In the listing, take the part that opens with the line containing "- globe-icon: [332, 706, 344, 718]" and closes with the line containing "- tile-label: Add an: [1647, 605, 1689, 620]". Give those lines again with "Government Agency" replaced by "Nonprofit Organization" and everything else left unchanged.

++++ Recorded data

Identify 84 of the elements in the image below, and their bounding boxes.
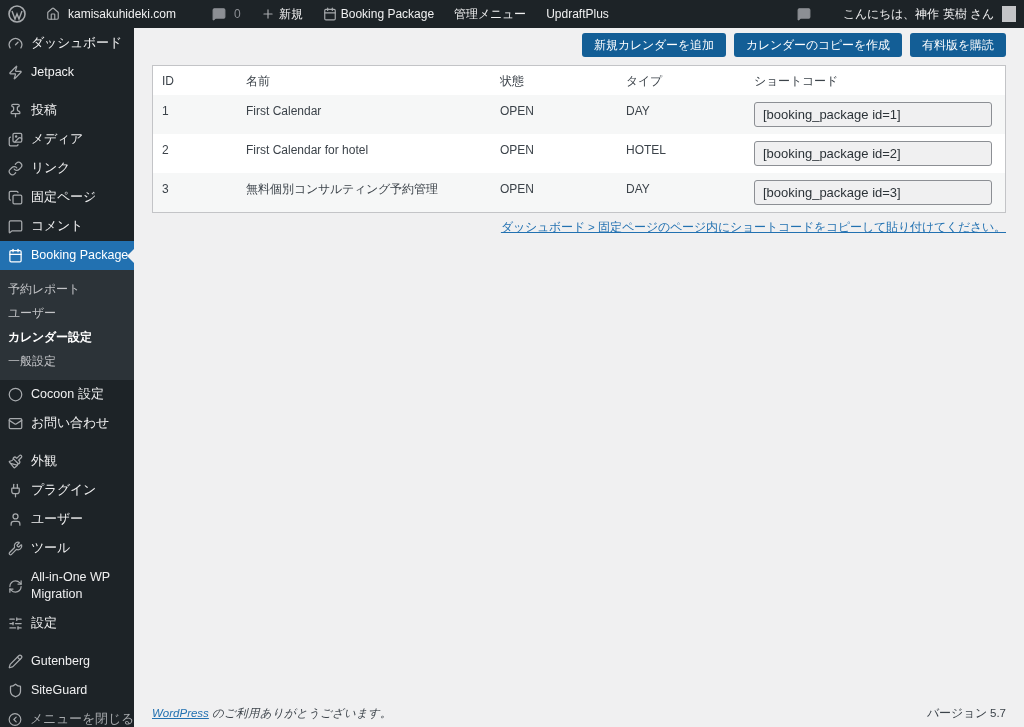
table-cell-text: 2 bbox=[162, 142, 170, 159]
sidebar-item[interactable]: Booking Package bbox=[0, 241, 134, 270]
avatar-icon bbox=[1002, 6, 1016, 22]
shortcode-field[interactable]: [booking_package id=2] bbox=[754, 141, 992, 166]
circle-icon bbox=[8, 387, 23, 402]
sidebar-item[interactable]: プラグイン bbox=[0, 476, 134, 505]
plug-icon bbox=[8, 483, 23, 498]
column-header: ショートコード bbox=[754, 72, 839, 90]
sidebar-item[interactable]: メディア bbox=[0, 125, 134, 154]
wrench-icon bbox=[8, 541, 23, 556]
calendar-icon bbox=[8, 248, 23, 263]
column-header: ID bbox=[162, 72, 175, 90]
plugin-link[interactable]: Booking Package bbox=[322, 5, 435, 23]
footer-text: WordPress のご利用ありがとうございます。 bbox=[152, 705, 393, 721]
refresh-icon bbox=[8, 578, 23, 594]
sidebar-item[interactable]: 設定 bbox=[0, 609, 134, 638]
submenu-item[interactable]: 予約レポート bbox=[0, 277, 134, 301]
shortcode-field[interactable]: [booking_package id=1] bbox=[754, 102, 992, 127]
pencil-icon bbox=[8, 654, 23, 669]
bolt-icon bbox=[8, 65, 23, 80]
sidebar-item[interactable]: 固定ページ bbox=[0, 183, 134, 212]
sidebar-item[interactable]: リンク bbox=[0, 154, 134, 183]
shortcode-field[interactable]: [booking_package id=3] bbox=[754, 180, 992, 205]
sidebar-item[interactable]: お問い合わせ bbox=[0, 409, 134, 438]
table-cell-text: OPEN bbox=[500, 103, 535, 120]
table-cell-text: 3 bbox=[162, 181, 170, 198]
sidebar-item[interactable]: コメント bbox=[0, 212, 134, 241]
sidebar-item[interactable]: 投稿 bbox=[0, 96, 134, 125]
submenu-item[interactable]: カレンダー設定 bbox=[0, 325, 134, 349]
sliders-icon bbox=[8, 616, 23, 631]
sidebar-item[interactable]: ユーザー bbox=[0, 505, 134, 534]
table-cell-text: OPEN bbox=[500, 142, 535, 159]
column-header: 名前 bbox=[246, 72, 271, 90]
link-icon bbox=[8, 161, 23, 176]
action-button[interactable]: カレンダーのコピーを作成 bbox=[734, 33, 902, 57]
table-cell-text: 無料個別コンサルティング予約管理 bbox=[246, 181, 439, 198]
comment-icon bbox=[212, 7, 227, 21]
table-cell-text: First Calendar bbox=[246, 103, 323, 120]
calendar-icon bbox=[322, 7, 337, 21]
new-link[interactable]: 新規 bbox=[260, 5, 303, 23]
user-icon bbox=[8, 512, 23, 527]
comments-link[interactable]: 0 bbox=[212, 5, 241, 23]
submenu-item[interactable]: 一般設定 bbox=[0, 349, 134, 373]
logo-icon bbox=[8, 5, 26, 23]
submenu-item[interactable]: ユーザー bbox=[0, 301, 134, 325]
backup-link[interactable]: UpdraftPlus bbox=[546, 5, 609, 23]
pages-icon bbox=[8, 190, 23, 205]
site-link[interactable]: kamisakuhideki.com bbox=[46, 5, 177, 23]
hint-link[interactable]: ダッシュボード > 固定ページのページ内にショートコードをコピーして貼り付けてください。 bbox=[500, 219, 1006, 237]
collapse-menu[interactable]: メニューを閉じる bbox=[0, 705, 134, 727]
brush-icon bbox=[8, 454, 23, 469]
home-icon bbox=[46, 7, 60, 21]
notice-icon[interactable] bbox=[797, 7, 812, 21]
sidebar-item[interactable]: SiteGuard bbox=[0, 676, 134, 705]
gauge-icon bbox=[8, 36, 23, 51]
plus-icon bbox=[260, 7, 275, 21]
sidebar-item[interactable]: All-in-One WP Migration bbox=[0, 563, 134, 609]
table-cell-text: DAY bbox=[626, 181, 651, 198]
sidebar-item[interactable]: 外観 bbox=[0, 447, 134, 476]
table-cell-text: 1 bbox=[162, 103, 170, 120]
table-cell-text: HOTEL bbox=[626, 142, 667, 159]
column-header: タイプ bbox=[626, 72, 664, 90]
admin-menu-link[interactable]: 管理メニュー bbox=[454, 5, 527, 23]
images-icon bbox=[8, 132, 23, 147]
sidebar-item[interactable]: ツール bbox=[0, 534, 134, 563]
pointer-icon bbox=[127, 249, 134, 263]
sidebar-item[interactable]: Cocoon 設定 bbox=[0, 380, 134, 409]
shield-icon bbox=[8, 683, 23, 698]
action-button[interactable]: 有料版を購読 bbox=[910, 33, 1006, 57]
account-link[interactable]: こんにちは、神作 英樹 さん bbox=[843, 5, 994, 23]
table-cell-text: DAY bbox=[626, 103, 651, 120]
mail-icon bbox=[8, 416, 23, 431]
table-cell-text: First Calendar for hotel bbox=[246, 142, 370, 159]
version-text: バージョン 5.7 bbox=[926, 705, 1006, 721]
collapse-icon bbox=[8, 712, 22, 727]
action-button[interactable]: 新規カレンダーを追加 bbox=[582, 33, 726, 57]
sidebar-item[interactable]: Gutenberg bbox=[0, 647, 134, 676]
comment-icon bbox=[8, 219, 23, 234]
wordpress-link[interactable]: WordPress bbox=[152, 706, 209, 719]
sidebar-item[interactable]: ダッシュボード bbox=[0, 29, 134, 58]
sidebar-item[interactable]: Jetpack bbox=[0, 58, 134, 87]
column-header: 状態 bbox=[500, 72, 525, 90]
pin-icon bbox=[8, 103, 23, 118]
table-cell-text: OPEN bbox=[500, 181, 535, 198]
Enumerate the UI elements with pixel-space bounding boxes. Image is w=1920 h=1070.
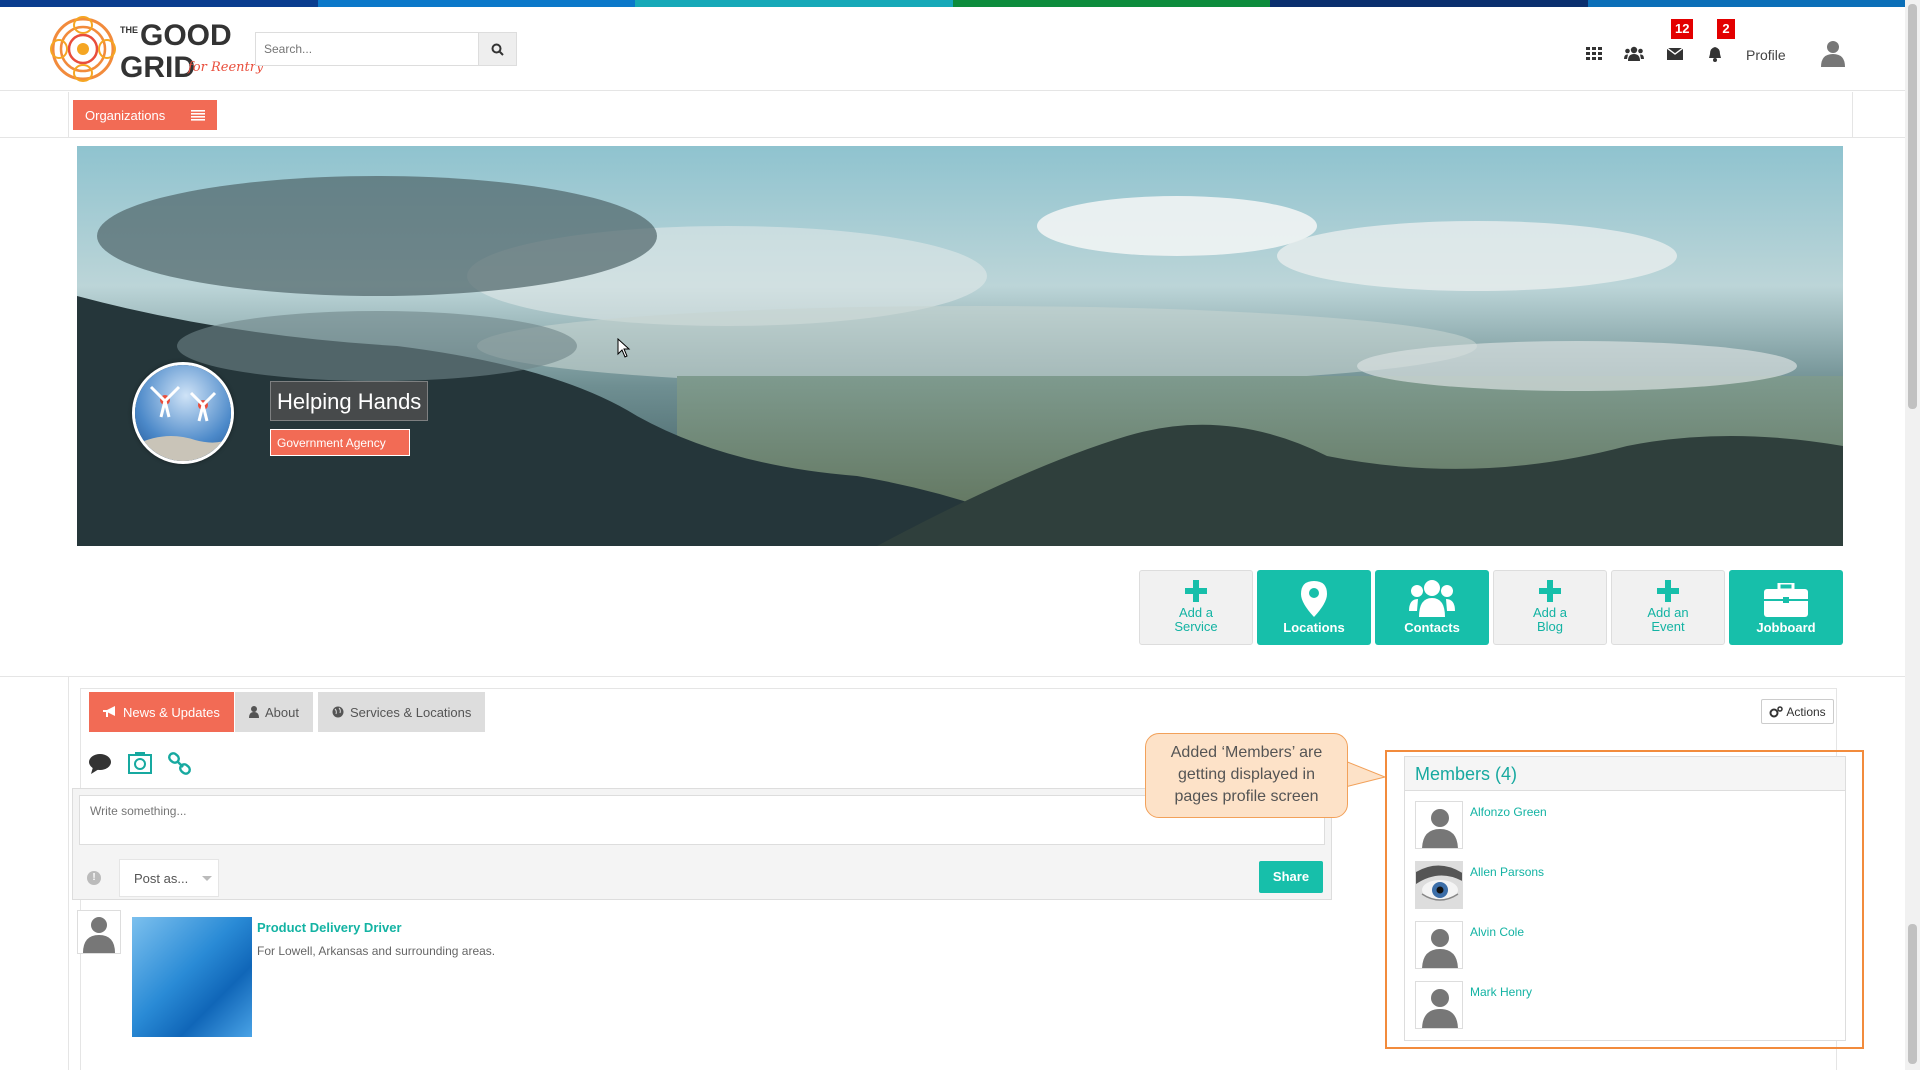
- globe-icon: [332, 706, 344, 718]
- members-title: Members (4): [1405, 757, 1845, 791]
- member-avatar[interactable]: [1415, 801, 1463, 849]
- organization-type-badge: Government Agency: [270, 429, 410, 456]
- profile-link[interactable]: Profile: [1746, 47, 1786, 63]
- post-thumbnail[interactable]: [132, 917, 252, 1037]
- section-divider: [0, 676, 1905, 677]
- tile-label: Add an: [1647, 605, 1689, 620]
- post-title-link[interactable]: Product Delivery Driver: [257, 920, 402, 935]
- organization-avatar: [132, 362, 234, 464]
- callout-pointer: [1345, 760, 1387, 788]
- user-icon: [249, 706, 259, 718]
- tab-about[interactable]: About: [235, 692, 313, 732]
- users-icon[interactable]: [1624, 44, 1644, 64]
- post-as-dropdown[interactable]: Post as...: [119, 859, 219, 897]
- photo-icon[interactable]: [128, 752, 152, 776]
- tile-label: Add a: [1179, 605, 1213, 620]
- member-avatar[interactable]: [1415, 981, 1463, 1029]
- actions-label: Actions: [1786, 704, 1826, 719]
- notifications-badge: 2: [1717, 19, 1735, 39]
- organizations-menu-button[interactable]: Organizations: [73, 100, 217, 130]
- jobboard-tile[interactable]: Jobboard: [1729, 570, 1843, 645]
- cover-banner-image: [77, 146, 1843, 546]
- tile-label: Blog: [1536, 619, 1564, 634]
- tile-label: Add a: [1533, 605, 1567, 620]
- plus-icon: [1657, 580, 1679, 602]
- page-scrollbar[interactable]: [1905, 0, 1920, 1070]
- link-icon[interactable]: [168, 752, 192, 776]
- plus-icon: [1539, 580, 1561, 602]
- member-name-link[interactable]: Alfonzo Green: [1470, 805, 1547, 819]
- tab-label: About: [265, 704, 299, 720]
- scrollbar-thumb-secondary[interactable]: [1908, 924, 1917, 1064]
- post-author-avatar[interactable]: [77, 910, 121, 954]
- site-header: THE GOOD GRID for Reentry Search... 12 2…: [0, 7, 1905, 91]
- info-icon[interactable]: !: [87, 871, 101, 885]
- add-service-tile[interactable]: Add a Service: [1139, 570, 1253, 645]
- add-event-tile[interactable]: Add an Event: [1611, 570, 1725, 645]
- member-item[interactable]: Mark Henry: [1415, 981, 1835, 1029]
- member-name-link[interactable]: Mark Henry: [1470, 985, 1532, 999]
- member-avatar[interactable]: [1415, 921, 1463, 969]
- top-color-stripe: [0, 0, 1905, 7]
- user-avatar[interactable]: [1818, 37, 1848, 67]
- envelope-icon[interactable]: [1665, 44, 1685, 64]
- tab-label: Services & Locations: [350, 704, 472, 720]
- bullhorn-icon: [103, 706, 115, 717]
- tab-label: News & Updates: [123, 704, 220, 720]
- site-logo[interactable]: THE GOOD GRID for Reentry: [48, 11, 268, 91]
- tab-news-updates[interactable]: News & Updates: [89, 692, 234, 732]
- callout-line: pages profile screen: [1174, 788, 1319, 805]
- post-textarea[interactable]: [79, 795, 1325, 845]
- annotation-callout: Added ‘Members’ are getting displayed in…: [1145, 733, 1348, 818]
- apps-grid-icon[interactable]: [1584, 44, 1604, 64]
- logo-good-text: GOOD: [140, 19, 232, 52]
- search-button[interactable]: [478, 33, 516, 65]
- callout-line: Added ‘Members’ are: [1170, 744, 1323, 761]
- mouse-cursor-icon: [617, 338, 631, 358]
- page: THE GOOD GRID for Reentry Search... 12 2…: [0, 0, 1920, 1070]
- users-icon: [1409, 580, 1455, 617]
- organization-name: Helping Hands: [270, 381, 429, 421]
- member-item[interactable]: Alfonzo Green: [1415, 801, 1835, 849]
- tile-label: Jobboard: [1756, 620, 1816, 635]
- member-item[interactable]: Allen Parsons: [1415, 861, 1835, 909]
- tile-label: Contacts: [1404, 620, 1460, 635]
- tile-label: Locations: [1283, 620, 1345, 635]
- post-as-label: Post as...: [134, 871, 189, 886]
- post-composer: ! Post as... Share: [72, 788, 1332, 900]
- member-avatar[interactable]: [1415, 861, 1463, 909]
- tab-services-locations[interactable]: Services & Locations: [318, 692, 486, 732]
- members-panel: Members (4) Alfonzo Green Allen Parsons: [1404, 756, 1846, 1041]
- bell-icon[interactable]: [1705, 44, 1725, 64]
- search-input[interactable]: [256, 33, 478, 65]
- map-marker-icon: [1301, 581, 1327, 617]
- scrollbar-thumb[interactable]: [1908, 4, 1917, 409]
- search-icon: [491, 43, 504, 56]
- plus-icon: [1185, 580, 1207, 602]
- member-name-link[interactable]: Alvin Cole: [1470, 925, 1524, 939]
- contacts-tile[interactable]: Contacts: [1375, 570, 1489, 645]
- messages-badge: 12: [1671, 19, 1694, 39]
- actions-button[interactable]: Actions: [1761, 699, 1834, 724]
- post-description: For Lowell, Arkansas and surrounding are…: [257, 944, 496, 958]
- briefcase-icon: [1764, 583, 1808, 617]
- add-blog-tile[interactable]: Add a Blog: [1493, 570, 1607, 645]
- sub-navigation-bar: Organizations: [0, 92, 1905, 138]
- locations-tile[interactable]: Locations: [1257, 570, 1371, 645]
- chevron-down-icon: [202, 876, 212, 881]
- logo-grid-text: GRID: [120, 51, 195, 84]
- callout-line: getting displayed in: [1178, 766, 1315, 783]
- gears-icon: [1769, 705, 1784, 717]
- comment-icon[interactable]: [88, 752, 112, 776]
- logo-the-text: THE: [120, 25, 138, 35]
- organizations-label: Organizations: [85, 107, 166, 123]
- tile-label: Event: [1651, 619, 1685, 634]
- member-item[interactable]: Alvin Cole: [1415, 921, 1835, 969]
- member-name-link[interactable]: Allen Parsons: [1470, 865, 1544, 879]
- share-button[interactable]: Share: [1259, 861, 1323, 893]
- logo-tagline: for Reentry: [187, 60, 264, 75]
- hamburger-menu-icon: [191, 110, 205, 121]
- tile-label: Service: [1174, 619, 1218, 634]
- search-box: [255, 32, 517, 66]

++++++++

▸ **Response for this exercise**:
- globe-icon: [332, 706, 344, 718]
- members-title: Members (4): [1405, 757, 1845, 791]
- member-avatar[interactable]: [1415, 801, 1463, 849]
- organization-type-badge: Nonprofit Organization: [270, 429, 410, 456]
- profile-link[interactable]: Profile: [1746, 47, 1786, 63]
- post-thumbnail[interactable]: [132, 917, 252, 1037]
- section-divider: [0, 676, 1905, 677]
- tile-label: Add an: [1647, 605, 1689, 620]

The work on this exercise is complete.